> WHAT YOU ARE ASKED TO DO:
Copy each line with the word "title" in it.

> RECORDS FOR THE EXERCISE:

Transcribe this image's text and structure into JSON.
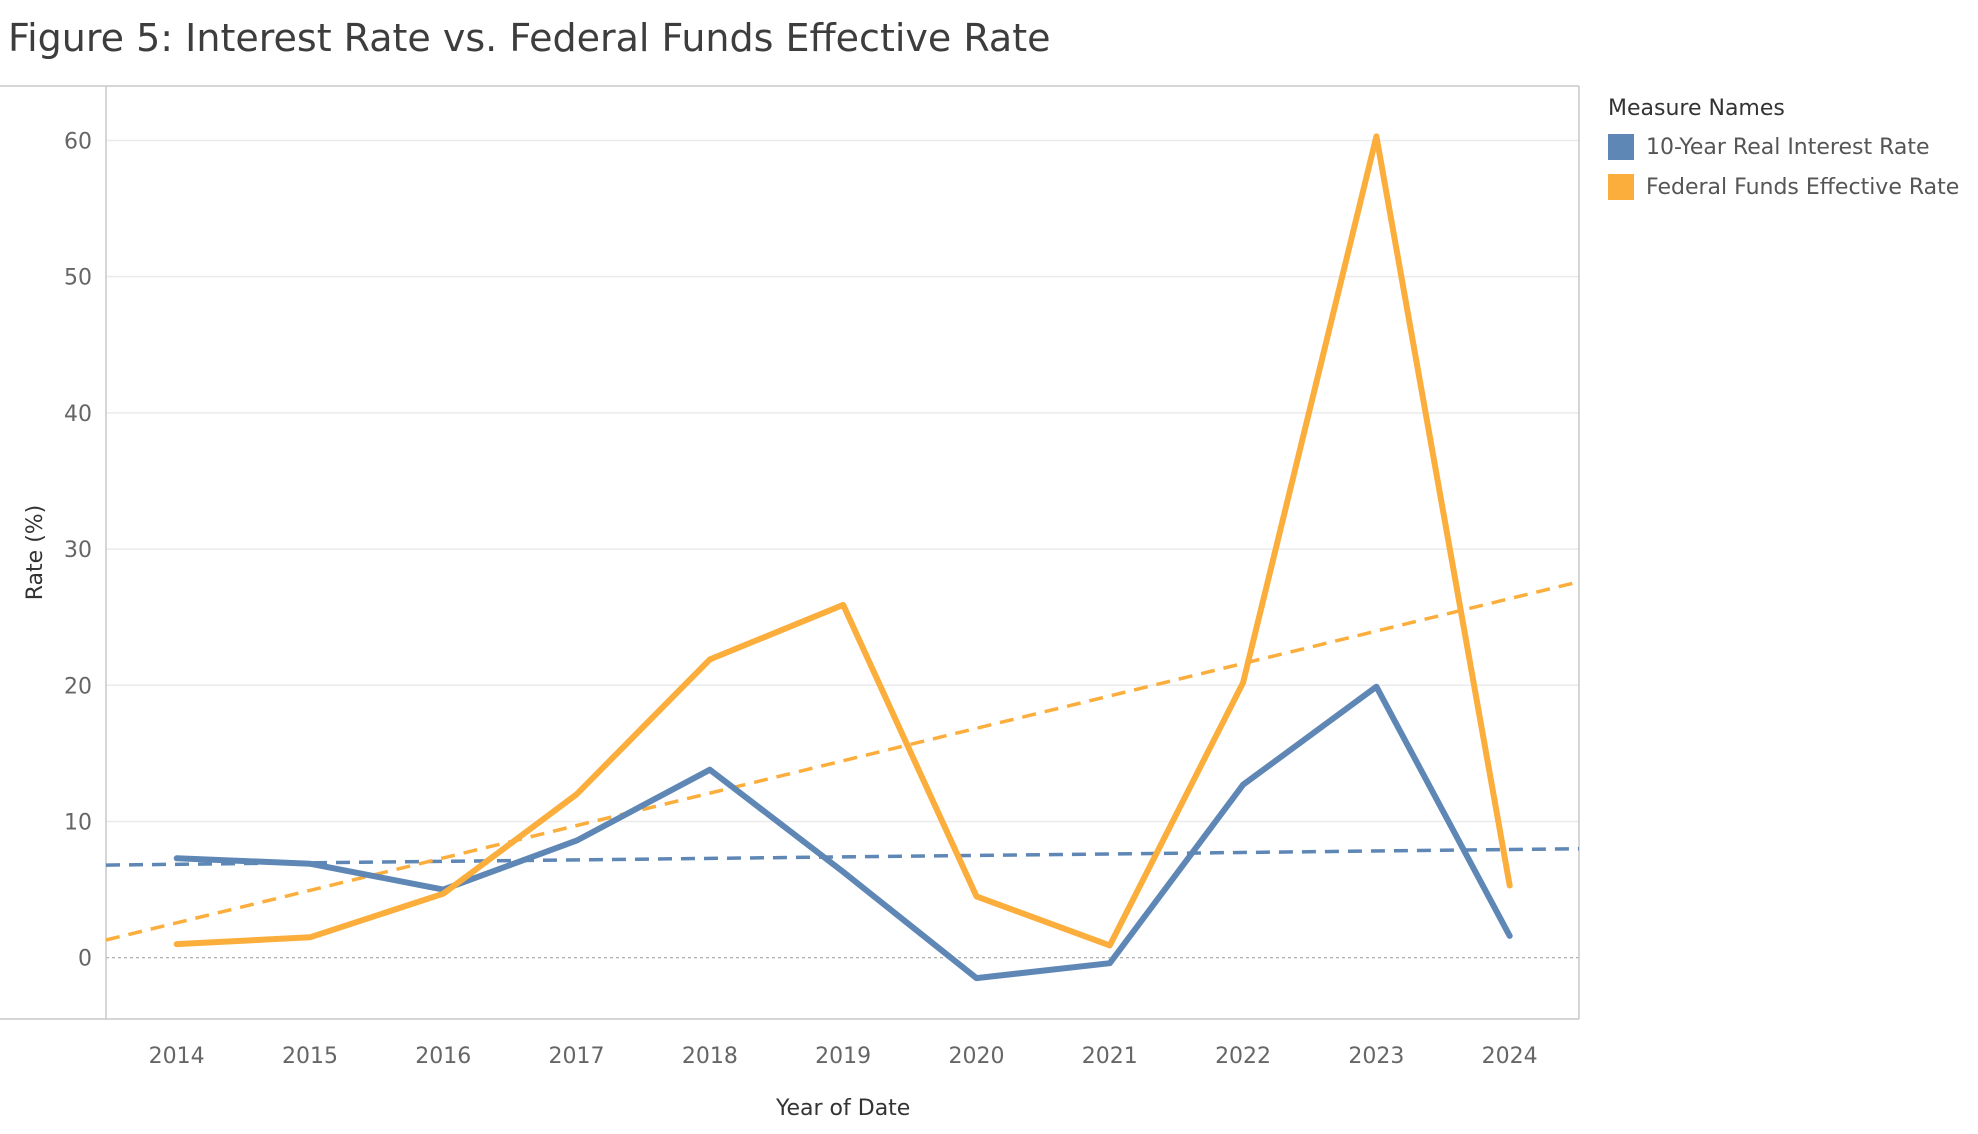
{
  "title": "Figure 5: Interest Rate vs. Federal Funds Effective Rate",
  "legend": {
    "title": "Measure Names",
    "items": [
      {
        "label": "10-Year Real Interest Rate",
        "color": "#5f87b6"
      },
      {
        "label": "Federal Funds Effective Rate",
        "color": "#fbae3c"
      }
    ]
  },
  "chart_data": {
    "type": "line",
    "title": "Figure 5: Interest Rate vs. Federal Funds Effective Rate",
    "xlabel": "Year of Date",
    "ylabel": "Rate (%)",
    "x": [
      2014,
      2015,
      2016,
      2017,
      2018,
      2019,
      2020,
      2021,
      2022,
      2023,
      2024
    ],
    "xlim": [
      2013.47,
      2024.52
    ],
    "ylim": [
      -4.5,
      64
    ],
    "yticks": [
      0,
      10,
      20,
      30,
      40,
      50,
      60
    ],
    "grid": true,
    "legend_position": "right",
    "series": [
      {
        "name": "10-Year Real Interest Rate",
        "color": "#5f87b6",
        "values": [
          7.3,
          6.9,
          5.0,
          8.6,
          13.8,
          6.3,
          -1.5,
          -0.4,
          12.7,
          19.9,
          1.6
        ],
        "trend": {
          "x": [
            2013.47,
            2024.52
          ],
          "y": [
            6.8,
            8.0
          ]
        }
      },
      {
        "name": "Federal Funds Effective Rate",
        "color": "#fbae3c",
        "values": [
          1.0,
          1.5,
          4.7,
          12.0,
          21.9,
          25.9,
          4.5,
          0.9,
          20.2,
          60.3,
          5.3
        ],
        "trend": {
          "x": [
            2013.47,
            2024.52
          ],
          "y": [
            1.3,
            27.6
          ]
        }
      }
    ]
  }
}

> EXERCISE SOLUTION:
  "title": "Figure 5: Interest Rate vs. Federal Funds Effective Rate",
    "title": "Measure Names",
    "title": "Figure 5: Interest Rate vs. Federal Funds Effective Rate",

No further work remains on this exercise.